**AIM:** Repeat the full listing below verbatim and keep the images out.

(Figure content listings)
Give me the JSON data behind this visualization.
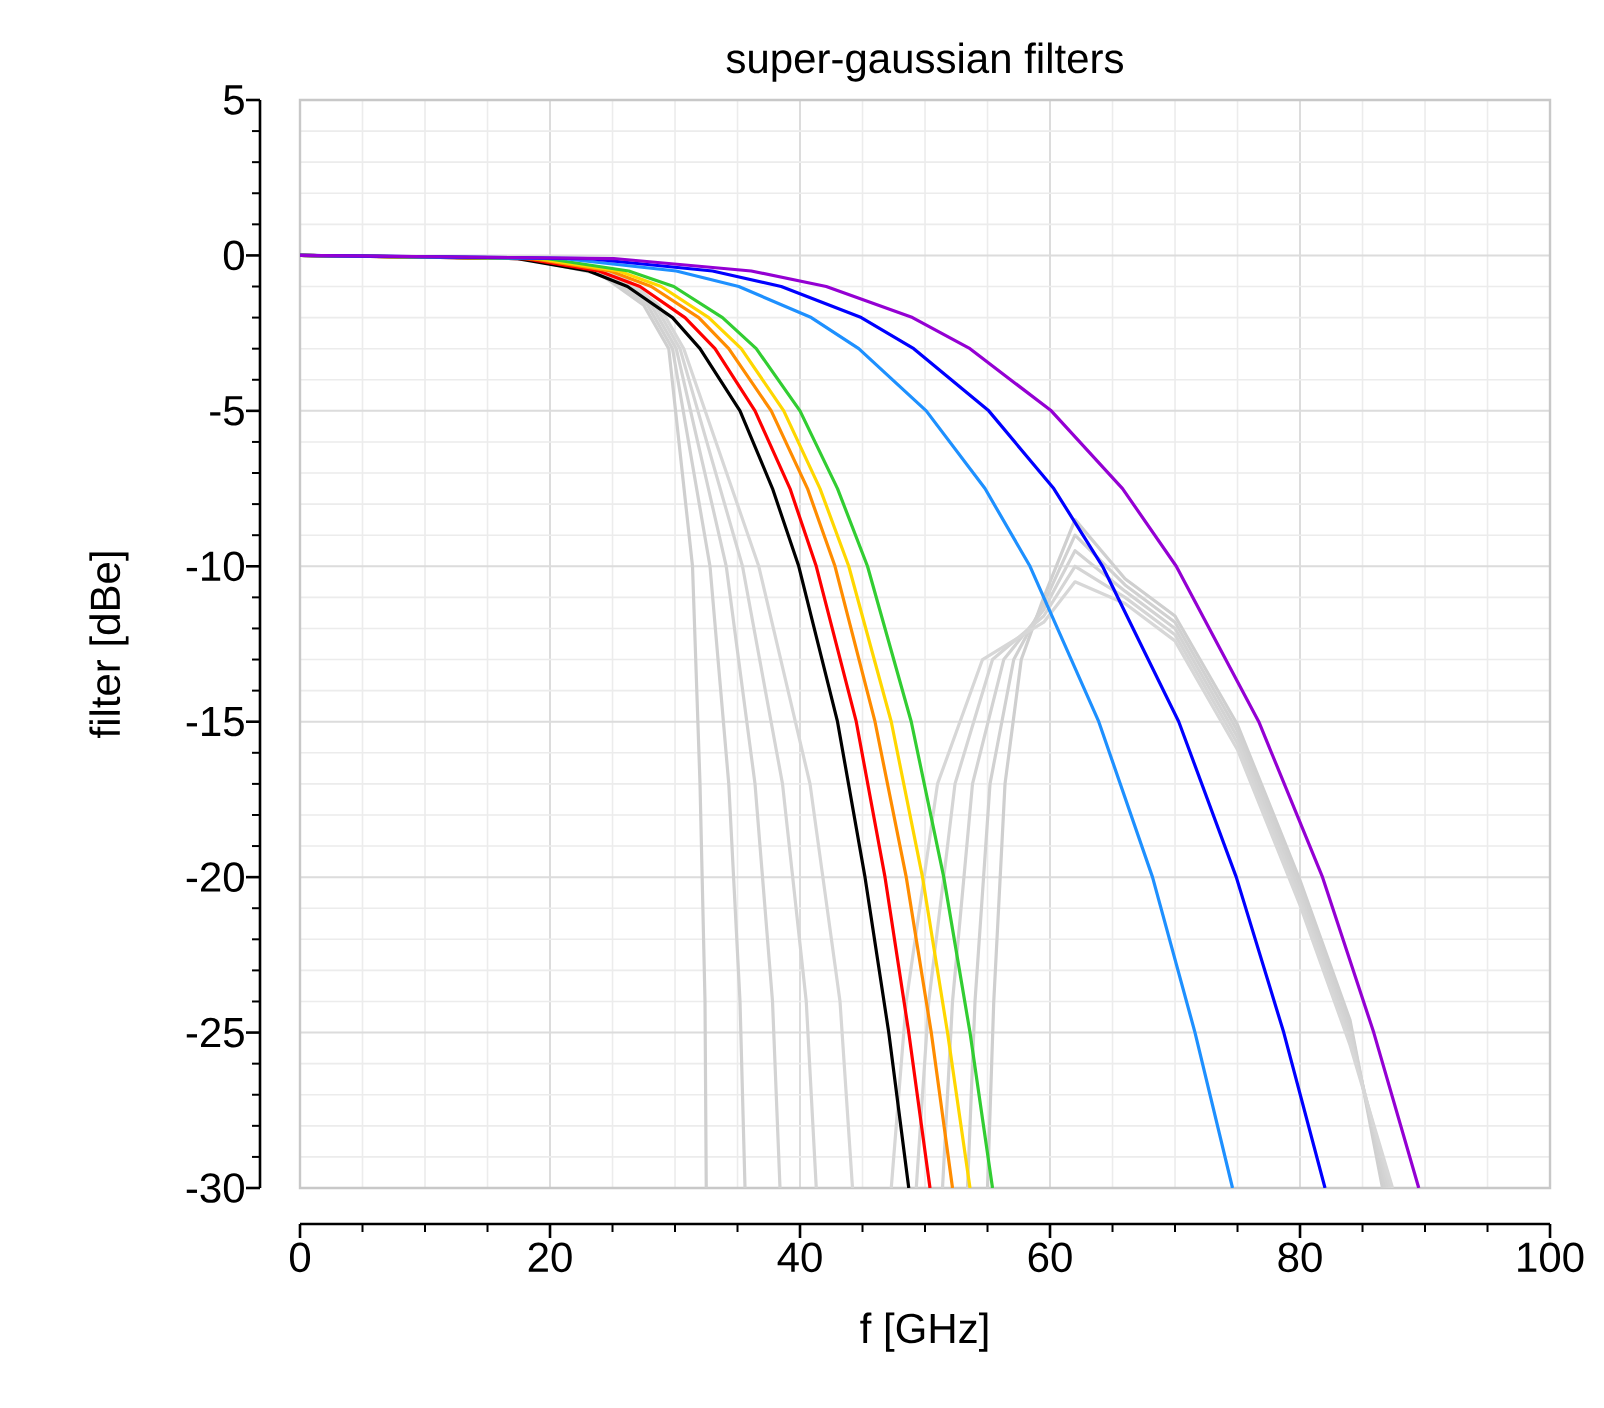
{
  "chart_data": {
    "type": "line",
    "title": "super-gaussian filters",
    "xlabel": "f [GHz]",
    "ylabel": "filter [dBe]",
    "xlim": [
      0,
      100
    ],
    "ylim": [
      -30,
      5
    ],
    "xticks": [
      0,
      20,
      40,
      60,
      80,
      100
    ],
    "yticks": [
      -30,
      -25,
      -20,
      -15,
      -10,
      -5,
      0,
      5
    ],
    "grid": true,
    "line_style": "solid",
    "marker": "none",
    "series": [
      {
        "color": "#cfcfcf",
        "x": [
          0,
          18,
          24,
          27.5,
          29.5,
          31.4,
          32.0,
          32.4,
          32.5,
          44,
          55.0,
          55.5,
          56.4,
          57.7,
          59.5,
          62,
          66,
          70,
          75,
          80,
          84,
          86.6
        ],
        "values": [
          0,
          -0.1,
          -0.6,
          -1.6,
          -3,
          -10,
          -17,
          -24,
          -30,
          null,
          -30,
          -24,
          -17,
          -13,
          -11,
          -8.5,
          -10.4,
          -11.6,
          -15.1,
          -20.1,
          -24.6,
          -30
        ]
      },
      {
        "color": "#d1d1d1",
        "x": [
          0,
          18.5,
          24.4,
          27.8,
          29.8,
          32.8,
          34.3,
          35.2,
          35.6,
          44,
          53.4,
          54.0,
          55.2,
          57.1,
          59.5,
          62,
          66,
          70,
          75,
          80,
          84,
          86.8
        ],
        "values": [
          0,
          -0.1,
          -0.6,
          -1.6,
          -3,
          -10,
          -17,
          -24,
          -30,
          null,
          -30,
          -24,
          -17,
          -13,
          -11.2,
          -9,
          -10.6,
          -11.8,
          -15.3,
          -20.3,
          -24.8,
          -30
        ]
      },
      {
        "color": "#d3d3d3",
        "x": [
          0,
          19,
          24.8,
          28.1,
          30.1,
          34.1,
          36.4,
          37.8,
          38.4,
          44,
          51.4,
          52.2,
          53.8,
          56.3,
          59.5,
          62,
          66,
          70,
          75,
          80,
          84,
          87
        ],
        "values": [
          0,
          -0.1,
          -0.6,
          -1.6,
          -3,
          -10,
          -17,
          -24,
          -30,
          null,
          -30,
          -24,
          -17,
          -13,
          -11.4,
          -9.5,
          -10.8,
          -12,
          -15.5,
          -20.5,
          -25,
          -30
        ]
      },
      {
        "color": "#d5d5d5",
        "x": [
          0,
          19.5,
          25.2,
          28.4,
          30.4,
          35.4,
          38.6,
          40.5,
          41.3,
          45,
          49.3,
          50.3,
          52.4,
          55.4,
          59.5,
          62,
          66,
          70,
          75,
          80,
          84,
          87.2
        ],
        "values": [
          0,
          -0.1,
          -0.6,
          -1.6,
          -3,
          -10,
          -17,
          -24,
          -30,
          null,
          -30,
          -24,
          -17,
          -13,
          -11.6,
          -10,
          -11,
          -12.2,
          -15.7,
          -20.7,
          -25.2,
          -30
        ]
      },
      {
        "color": "#d7d7d7",
        "x": [
          0,
          20,
          25.6,
          28.7,
          30.7,
          36.7,
          40.8,
          43.2,
          44.2,
          46,
          47.3,
          48.5,
          51.0,
          54.6,
          59.5,
          62,
          66,
          70,
          75,
          80,
          84,
          87.4
        ],
        "values": [
          0,
          -0.1,
          -0.6,
          -1.6,
          -3,
          -10,
          -17,
          -24,
          -30,
          null,
          -30,
          -24,
          -17,
          -13,
          -11.8,
          -10.5,
          -11.2,
          -12.4,
          -15.9,
          -20.9,
          -25.4,
          -30
        ]
      },
      {
        "color": "#000000",
        "x": [
          0,
          17.3,
          23.1,
          26.2,
          29.8,
          32.0,
          35.2,
          37.8,
          39.9,
          43.0,
          45.2,
          47.1,
          48.7
        ],
        "values": [
          0,
          -0.1,
          -0.5,
          -1,
          -2,
          -3,
          -5,
          -7.5,
          -10,
          -15,
          -20,
          -25,
          -30
        ]
      },
      {
        "color": "#ff0000",
        "x": [
          0,
          17.9,
          23.9,
          27.2,
          30.8,
          33.2,
          36.4,
          39.2,
          41.3,
          44.5,
          46.8,
          48.7,
          50.4
        ],
        "values": [
          0,
          -0.1,
          -0.5,
          -1,
          -2,
          -3,
          -5,
          -7.5,
          -10,
          -15,
          -20,
          -25,
          -30
        ]
      },
      {
        "color": "#ff8c00",
        "x": [
          0,
          18.5,
          24.8,
          28.1,
          31.9,
          34.3,
          37.7,
          40.6,
          42.8,
          46.0,
          48.5,
          50.5,
          52.2
        ],
        "values": [
          0,
          -0.1,
          -0.5,
          -1,
          -2,
          -3,
          -5,
          -7.5,
          -10,
          -15,
          -20,
          -25,
          -30
        ]
      },
      {
        "color": "#ffd700",
        "x": [
          0,
          19.0,
          25.5,
          28.9,
          32.7,
          35.3,
          38.7,
          41.6,
          43.9,
          47.3,
          49.8,
          51.8,
          53.6
        ],
        "values": [
          0,
          -0.1,
          -0.5,
          -1,
          -2,
          -3,
          -5,
          -7.5,
          -10,
          -15,
          -20,
          -25,
          -30
        ]
      },
      {
        "color": "#32cd32",
        "x": [
          0,
          19.7,
          26.3,
          29.9,
          33.8,
          36.5,
          40.0,
          43.0,
          45.4,
          48.9,
          51.5,
          53.6,
          55.4
        ],
        "values": [
          0,
          -0.1,
          -0.5,
          -1,
          -2,
          -3,
          -5,
          -7.5,
          -10,
          -15,
          -20,
          -25,
          -30
        ]
      },
      {
        "color": "#1e90ff",
        "x": [
          0,
          21.0,
          30.1,
          35.1,
          40.9,
          44.7,
          50.1,
          54.8,
          58.4,
          63.9,
          68.2,
          71.6,
          74.6
        ],
        "values": [
          0,
          -0.1,
          -0.5,
          -1,
          -2,
          -3,
          -5,
          -7.5,
          -10,
          -15,
          -20,
          -25,
          -30
        ]
      },
      {
        "color": "#0000ff",
        "x": [
          0,
          23.0,
          33.0,
          38.5,
          44.9,
          49.1,
          55.1,
          60.3,
          64.2,
          70.3,
          74.9,
          78.7,
          82.0
        ],
        "values": [
          0,
          -0.1,
          -0.5,
          -1,
          -2,
          -3,
          -5,
          -7.5,
          -10,
          -15,
          -20,
          -25,
          -30
        ]
      },
      {
        "color": "#9400d3",
        "x": [
          0,
          25.1,
          36.1,
          42.1,
          49.0,
          53.6,
          60.1,
          65.8,
          70.1,
          76.7,
          81.8,
          85.9,
          89.5
        ],
        "values": [
          0,
          -0.1,
          -0.5,
          -1,
          -2,
          -3,
          -5,
          -7.5,
          -10,
          -15,
          -20,
          -25,
          -30
        ]
      }
    ]
  }
}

**WRITTEN REPLY:**
Give me the JSON data behind this visualization.
{
  "chart_data": {
    "type": "line",
    "title": "super-gaussian filters",
    "xlabel": "f [GHz]",
    "ylabel": "filter [dBe]",
    "xlim": [
      0,
      100
    ],
    "ylim": [
      -30,
      5
    ],
    "xticks": [
      0,
      20,
      40,
      60,
      80,
      100
    ],
    "yticks": [
      -30,
      -25,
      -20,
      -15,
      -10,
      -5,
      0,
      5
    ],
    "grid": true,
    "line_style": "solid",
    "marker": "none",
    "series": [
      {
        "color": "#cfcfcf",
        "x": [
          0,
          18,
          24,
          27.5,
          29.5,
          31.4,
          32.0,
          32.4,
          32.5,
          44,
          55.0,
          55.5,
          56.4,
          57.7,
          59.5,
          62,
          66,
          70,
          75,
          80,
          84,
          86.6
        ],
        "values": [
          0,
          -0.1,
          -0.6,
          -1.6,
          -3,
          -10,
          -17,
          -24,
          -30,
          null,
          -30,
          -24,
          -17,
          -13,
          -11,
          -8.5,
          -10.4,
          -11.6,
          -15.1,
          -20.1,
          -24.6,
          -30
        ]
      },
      {
        "color": "#d1d1d1",
        "x": [
          0,
          18.5,
          24.4,
          27.8,
          29.8,
          32.8,
          34.3,
          35.2,
          35.6,
          44,
          53.4,
          54.0,
          55.2,
          57.1,
          59.5,
          62,
          66,
          70,
          75,
          80,
          84,
          86.8
        ],
        "values": [
          0,
          -0.1,
          -0.6,
          -1.6,
          -3,
          -10,
          -17,
          -24,
          -30,
          null,
          -30,
          -24,
          -17,
          -13,
          -11.2,
          -9,
          -10.6,
          -11.8,
          -15.3,
          -20.3,
          -24.8,
          -30
        ]
      },
      {
        "color": "#d3d3d3",
        "x": [
          0,
          19,
          24.8,
          28.1,
          30.1,
          34.1,
          36.4,
          37.8,
          38.4,
          44,
          51.4,
          52.2,
          53.8,
          56.3,
          59.5,
          62,
          66,
          70,
          75,
          80,
          84,
          87
        ],
        "values": [
          0,
          -0.1,
          -0.6,
          -1.6,
          -3,
          -10,
          -17,
          -24,
          -30,
          null,
          -30,
          -24,
          -17,
          -13,
          -11.4,
          -9.5,
          -10.8,
          -12,
          -15.5,
          -20.5,
          -25,
          -30
        ]
      },
      {
        "color": "#d5d5d5",
        "x": [
          0,
          19.5,
          25.2,
          28.4,
          30.4,
          35.4,
          38.6,
          40.5,
          41.3,
          45,
          49.3,
          50.3,
          52.4,
          55.4,
          59.5,
          62,
          66,
          70,
          75,
          80,
          84,
          87.2
        ],
        "values": [
          0,
          -0.1,
          -0.6,
          -1.6,
          -3,
          -10,
          -17,
          -24,
          -30,
          null,
          -30,
          -24,
          -17,
          -13,
          -11.6,
          -10,
          -11,
          -12.2,
          -15.7,
          -20.7,
          -25.2,
          -30
        ]
      },
      {
        "color": "#d7d7d7",
        "x": [
          0,
          20,
          25.6,
          28.7,
          30.7,
          36.7,
          40.8,
          43.2,
          44.2,
          46,
          47.3,
          48.5,
          51.0,
          54.6,
          59.5,
          62,
          66,
          70,
          75,
          80,
          84,
          87.4
        ],
        "values": [
          0,
          -0.1,
          -0.6,
          -1.6,
          -3,
          -10,
          -17,
          -24,
          -30,
          null,
          -30,
          -24,
          -17,
          -13,
          -11.8,
          -10.5,
          -11.2,
          -12.4,
          -15.9,
          -20.9,
          -25.4,
          -30
        ]
      },
      {
        "color": "#000000",
        "x": [
          0,
          17.3,
          23.1,
          26.2,
          29.8,
          32.0,
          35.2,
          37.8,
          39.9,
          43.0,
          45.2,
          47.1,
          48.7
        ],
        "values": [
          0,
          -0.1,
          -0.5,
          -1,
          -2,
          -3,
          -5,
          -7.5,
          -10,
          -15,
          -20,
          -25,
          -30
        ]
      },
      {
        "color": "#ff0000",
        "x": [
          0,
          17.9,
          23.9,
          27.2,
          30.8,
          33.2,
          36.4,
          39.2,
          41.3,
          44.5,
          46.8,
          48.7,
          50.4
        ],
        "values": [
          0,
          -0.1,
          -0.5,
          -1,
          -2,
          -3,
          -5,
          -7.5,
          -10,
          -15,
          -20,
          -25,
          -30
        ]
      },
      {
        "color": "#ff8c00",
        "x": [
          0,
          18.5,
          24.8,
          28.1,
          31.9,
          34.3,
          37.7,
          40.6,
          42.8,
          46.0,
          48.5,
          50.5,
          52.2
        ],
        "values": [
          0,
          -0.1,
          -0.5,
          -1,
          -2,
          -3,
          -5,
          -7.5,
          -10,
          -15,
          -20,
          -25,
          -30
        ]
      },
      {
        "color": "#ffd700",
        "x": [
          0,
          19.0,
          25.5,
          28.9,
          32.7,
          35.3,
          38.7,
          41.6,
          43.9,
          47.3,
          49.8,
          51.8,
          53.6
        ],
        "values": [
          0,
          -0.1,
          -0.5,
          -1,
          -2,
          -3,
          -5,
          -7.5,
          -10,
          -15,
          -20,
          -25,
          -30
        ]
      },
      {
        "color": "#32cd32",
        "x": [
          0,
          19.7,
          26.3,
          29.9,
          33.8,
          36.5,
          40.0,
          43.0,
          45.4,
          48.9,
          51.5,
          53.6,
          55.4
        ],
        "values": [
          0,
          -0.1,
          -0.5,
          -1,
          -2,
          -3,
          -5,
          -7.5,
          -10,
          -15,
          -20,
          -25,
          -30
        ]
      },
      {
        "color": "#1e90ff",
        "x": [
          0,
          21.0,
          30.1,
          35.1,
          40.9,
          44.7,
          50.1,
          54.8,
          58.4,
          63.9,
          68.2,
          71.6,
          74.6
        ],
        "values": [
          0,
          -0.1,
          -0.5,
          -1,
          -2,
          -3,
          -5,
          -7.5,
          -10,
          -15,
          -20,
          -25,
          -30
        ]
      },
      {
        "color": "#0000ff",
        "x": [
          0,
          23.0,
          33.0,
          38.5,
          44.9,
          49.1,
          55.1,
          60.3,
          64.2,
          70.3,
          74.9,
          78.7,
          82.0
        ],
        "values": [
          0,
          -0.1,
          -0.5,
          -1,
          -2,
          -3,
          -5,
          -7.5,
          -10,
          -15,
          -20,
          -25,
          -30
        ]
      },
      {
        "color": "#9400d3",
        "x": [
          0,
          25.1,
          36.1,
          42.1,
          49.0,
          53.6,
          60.1,
          65.8,
          70.1,
          76.7,
          81.8,
          85.9,
          89.5
        ],
        "values": [
          0,
          -0.1,
          -0.5,
          -1,
          -2,
          -3,
          -5,
          -7.5,
          -10,
          -15,
          -20,
          -25,
          -30
        ]
      }
    ]
  }
}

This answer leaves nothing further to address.